Records about charts and figures

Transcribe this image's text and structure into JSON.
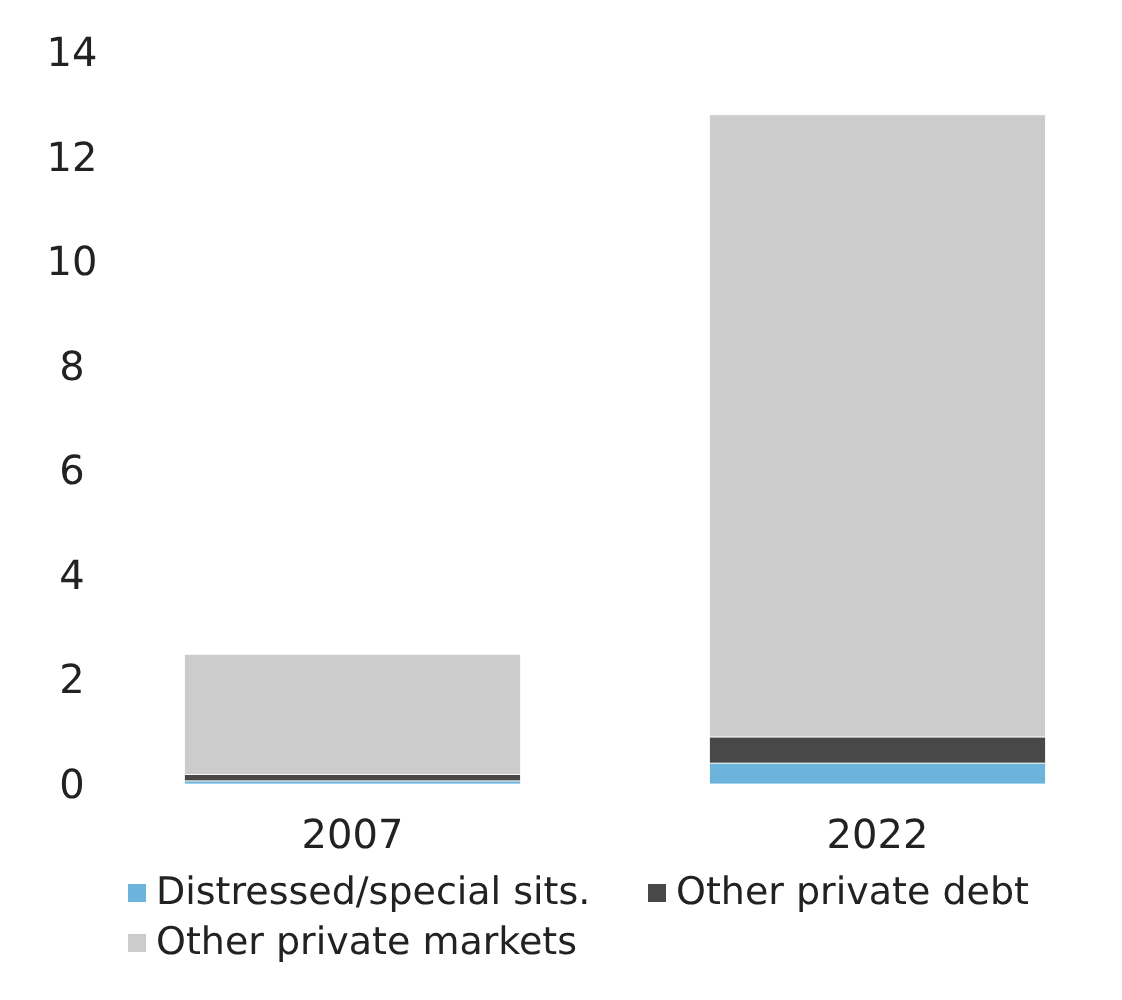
{
  "chart_data": {
    "type": "bar",
    "stacked": true,
    "categories": [
      "2007",
      "2022"
    ],
    "series": [
      {
        "name": "Distressed/special sits.",
        "color": "#6cb4dc",
        "values": [
          0.06,
          0.4
        ]
      },
      {
        "name": "Other private debt",
        "color": "#484848",
        "values": [
          0.12,
          0.5
        ]
      },
      {
        "name": "Other private markets",
        "color": "#cccccc",
        "values": [
          2.3,
          11.9
        ]
      }
    ],
    "ylim": [
      0,
      14
    ],
    "yticks": [
      0,
      2,
      4,
      6,
      8,
      10,
      12,
      14
    ],
    "grid": false,
    "legend": "bottom"
  }
}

What you have to do> Skipping the pictures, transcribe each line above exactly as it appears.

Solution for this task>
Transcribe this image's text and structure into JSON.
{
  "chart_data": {
    "type": "bar",
    "stacked": true,
    "categories": [
      "2007",
      "2022"
    ],
    "series": [
      {
        "name": "Distressed/special sits.",
        "color": "#6cb4dc",
        "values": [
          0.06,
          0.4
        ]
      },
      {
        "name": "Other private debt",
        "color": "#484848",
        "values": [
          0.12,
          0.5
        ]
      },
      {
        "name": "Other private markets",
        "color": "#cccccc",
        "values": [
          2.3,
          11.9
        ]
      }
    ],
    "ylim": [
      0,
      14
    ],
    "yticks": [
      0,
      2,
      4,
      6,
      8,
      10,
      12,
      14
    ],
    "grid": false,
    "legend": "bottom"
  }
}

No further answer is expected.